▽

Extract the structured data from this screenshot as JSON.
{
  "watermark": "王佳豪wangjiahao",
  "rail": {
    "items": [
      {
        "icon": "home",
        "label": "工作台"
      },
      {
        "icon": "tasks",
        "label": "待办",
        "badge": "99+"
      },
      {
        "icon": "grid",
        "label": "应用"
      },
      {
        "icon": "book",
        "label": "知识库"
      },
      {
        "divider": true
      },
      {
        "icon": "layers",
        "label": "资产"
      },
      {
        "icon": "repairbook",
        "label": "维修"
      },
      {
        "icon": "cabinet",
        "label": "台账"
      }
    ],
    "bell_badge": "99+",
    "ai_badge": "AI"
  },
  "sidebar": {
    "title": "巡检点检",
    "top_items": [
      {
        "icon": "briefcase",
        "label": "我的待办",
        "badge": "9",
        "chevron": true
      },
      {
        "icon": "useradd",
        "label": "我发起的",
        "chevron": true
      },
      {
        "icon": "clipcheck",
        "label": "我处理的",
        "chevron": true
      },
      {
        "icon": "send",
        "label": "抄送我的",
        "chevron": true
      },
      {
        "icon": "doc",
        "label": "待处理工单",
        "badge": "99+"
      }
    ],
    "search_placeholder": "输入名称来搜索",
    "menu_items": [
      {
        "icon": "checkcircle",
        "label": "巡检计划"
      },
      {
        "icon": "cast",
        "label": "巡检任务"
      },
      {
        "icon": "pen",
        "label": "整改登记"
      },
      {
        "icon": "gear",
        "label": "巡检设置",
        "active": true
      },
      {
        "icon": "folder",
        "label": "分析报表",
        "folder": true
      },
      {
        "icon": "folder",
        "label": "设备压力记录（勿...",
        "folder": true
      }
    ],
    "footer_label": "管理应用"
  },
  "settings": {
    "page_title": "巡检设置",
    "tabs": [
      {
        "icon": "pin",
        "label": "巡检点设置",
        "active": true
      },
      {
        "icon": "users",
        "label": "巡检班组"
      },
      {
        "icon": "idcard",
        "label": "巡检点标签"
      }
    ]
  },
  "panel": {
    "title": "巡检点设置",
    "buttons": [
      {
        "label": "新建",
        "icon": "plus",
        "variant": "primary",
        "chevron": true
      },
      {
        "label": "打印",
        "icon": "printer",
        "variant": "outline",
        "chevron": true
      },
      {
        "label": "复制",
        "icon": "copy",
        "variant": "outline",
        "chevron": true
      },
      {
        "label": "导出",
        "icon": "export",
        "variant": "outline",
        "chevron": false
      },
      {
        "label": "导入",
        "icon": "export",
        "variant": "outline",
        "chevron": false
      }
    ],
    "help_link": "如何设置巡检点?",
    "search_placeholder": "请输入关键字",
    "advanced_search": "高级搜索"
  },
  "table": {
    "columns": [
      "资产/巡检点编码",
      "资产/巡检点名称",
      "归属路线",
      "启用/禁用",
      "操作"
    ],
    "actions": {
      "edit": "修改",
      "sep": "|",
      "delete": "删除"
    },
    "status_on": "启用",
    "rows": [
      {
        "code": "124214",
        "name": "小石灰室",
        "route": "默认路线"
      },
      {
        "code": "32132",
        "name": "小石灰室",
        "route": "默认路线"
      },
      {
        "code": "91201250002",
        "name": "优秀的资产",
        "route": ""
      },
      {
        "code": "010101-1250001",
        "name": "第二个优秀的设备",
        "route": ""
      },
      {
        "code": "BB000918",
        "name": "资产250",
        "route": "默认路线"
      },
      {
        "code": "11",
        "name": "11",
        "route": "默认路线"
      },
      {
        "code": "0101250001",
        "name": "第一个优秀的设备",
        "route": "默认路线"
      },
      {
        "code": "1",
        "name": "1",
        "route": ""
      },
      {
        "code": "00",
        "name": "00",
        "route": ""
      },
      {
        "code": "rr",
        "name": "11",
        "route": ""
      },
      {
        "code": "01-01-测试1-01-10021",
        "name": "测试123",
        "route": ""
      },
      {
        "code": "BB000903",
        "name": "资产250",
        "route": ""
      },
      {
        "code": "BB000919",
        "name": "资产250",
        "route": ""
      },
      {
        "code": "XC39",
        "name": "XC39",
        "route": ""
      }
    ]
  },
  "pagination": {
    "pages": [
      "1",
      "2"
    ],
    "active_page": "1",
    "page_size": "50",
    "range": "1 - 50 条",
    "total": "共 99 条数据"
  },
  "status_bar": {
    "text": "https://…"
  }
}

△

### What is asked
Nothing may be left out: return each entry exactly as it reads.

### Exercise result
Extract the structured data from this screenshot as JSON.
{
  "watermark": "王佳豪wangjiahao",
  "rail": {
    "items": [
      {
        "icon": "home",
        "label": "工作台"
      },
      {
        "icon": "tasks",
        "label": "待办",
        "badge": "99+"
      },
      {
        "icon": "grid",
        "label": "应用"
      },
      {
        "icon": "book",
        "label": "知识库"
      },
      {
        "divider": true
      },
      {
        "icon": "layers",
        "label": "资产"
      },
      {
        "icon": "repairbook",
        "label": "维修"
      },
      {
        "icon": "cabinet",
        "label": "台账"
      }
    ],
    "bell_badge": "99+",
    "ai_badge": "AI"
  },
  "sidebar": {
    "title": "巡检点检",
    "top_items": [
      {
        "icon": "briefcase",
        "label": "我的待办",
        "badge": "9",
        "chevron": true
      },
      {
        "icon": "useradd",
        "label": "我发起的",
        "chevron": true
      },
      {
        "icon": "clipcheck",
        "label": "我处理的",
        "chevron": true
      },
      {
        "icon": "send",
        "label": "抄送我的",
        "chevron": true
      },
      {
        "icon": "doc",
        "label": "待处理工单",
        "badge": "99+"
      }
    ],
    "search_placeholder": "输入名称来搜索",
    "menu_items": [
      {
        "icon": "checkcircle",
        "label": "巡检计划"
      },
      {
        "icon": "cast",
        "label": "巡检任务"
      },
      {
        "icon": "pen",
        "label": "整改登记"
      },
      {
        "icon": "gear",
        "label": "巡检设置",
        "active": true
      },
      {
        "icon": "folder",
        "label": "分析报表",
        "folder": true
      },
      {
        "icon": "folder",
        "label": "设备压力记录（勿...",
        "folder": true
      }
    ],
    "footer_label": "管理应用"
  },
  "settings": {
    "page_title": "巡检设置",
    "tabs": [
      {
        "icon": "pin",
        "label": "巡检点设置",
        "active": true
      },
      {
        "icon": "users",
        "label": "巡检班组"
      },
      {
        "icon": "idcard",
        "label": "巡检点标签"
      }
    ]
  },
  "panel": {
    "title": "巡检点设置",
    "buttons": [
      {
        "label": "新建",
        "icon": "plus",
        "variant": "primary",
        "chevron": true
      },
      {
        "label": "打印",
        "icon": "printer",
        "variant": "outline",
        "chevron": true
      },
      {
        "label": "复制",
        "icon": "copy",
        "variant": "outline",
        "chevron": true
      },
      {
        "label": "导出",
        "icon": "export",
        "variant": "outline",
        "chevron": false
      },
      {
        "label": "导入",
        "icon": "export",
        "variant": "outline",
        "chevron": false
      }
    ],
    "help_link": "如何设置巡检点?",
    "search_placeholder": "请输入关键字",
    "advanced_search": "高级搜索"
  },
  "table": {
    "columns": [
      "资产/巡检点编码",
      "资产/巡检点名称",
      "归属路线",
      "启用/禁用",
      "操作"
    ],
    "actions": {
      "edit": "修改",
      "sep": "|",
      "delete": "删除"
    },
    "status_on": "启用",
    "rows": [
      {
        "code": "124214",
        "name": "小石灰室",
        "route": "默认路线"
      },
      {
        "code": "32132",
        "name": "小石灰室",
        "route": "默认路线"
      },
      {
        "code": "91201250002",
        "name": "优秀的资产",
        "route": ""
      },
      {
        "code": "010101-1250001",
        "name": "第二个优秀的设备",
        "route": ""
      },
      {
        "code": "BB000918",
        "name": "资产250",
        "route": "默认路线"
      },
      {
        "code": "11",
        "name": "11",
        "route": "默认路线"
      },
      {
        "code": "0101250001",
        "name": "第一个优秀的设备",
        "route": "默认路线"
      },
      {
        "code": "1",
        "name": "1",
        "route": ""
      },
      {
        "code": "00",
        "name": "00",
        "route": ""
      },
      {
        "code": "rr",
        "name": "11",
        "route": ""
      },
      {
        "code": "01-01-测试1-01-10021",
        "name": "测试123",
        "route": ""
      },
      {
        "code": "BB000903",
        "name": "资产250",
        "route": ""
      },
      {
        "code": "BB000919",
        "name": "资产250",
        "route": ""
      },
      {
        "code": "XC39",
        "name": "XC39",
        "route": ""
      }
    ]
  },
  "pagination": {
    "pages": [
      "1",
      "2"
    ],
    "active_page": "1",
    "page_size": "50",
    "range": "1 - 50 条",
    "total": "共 99 条数据"
  },
  "status_bar": {
    "text": "https://…"
  }
}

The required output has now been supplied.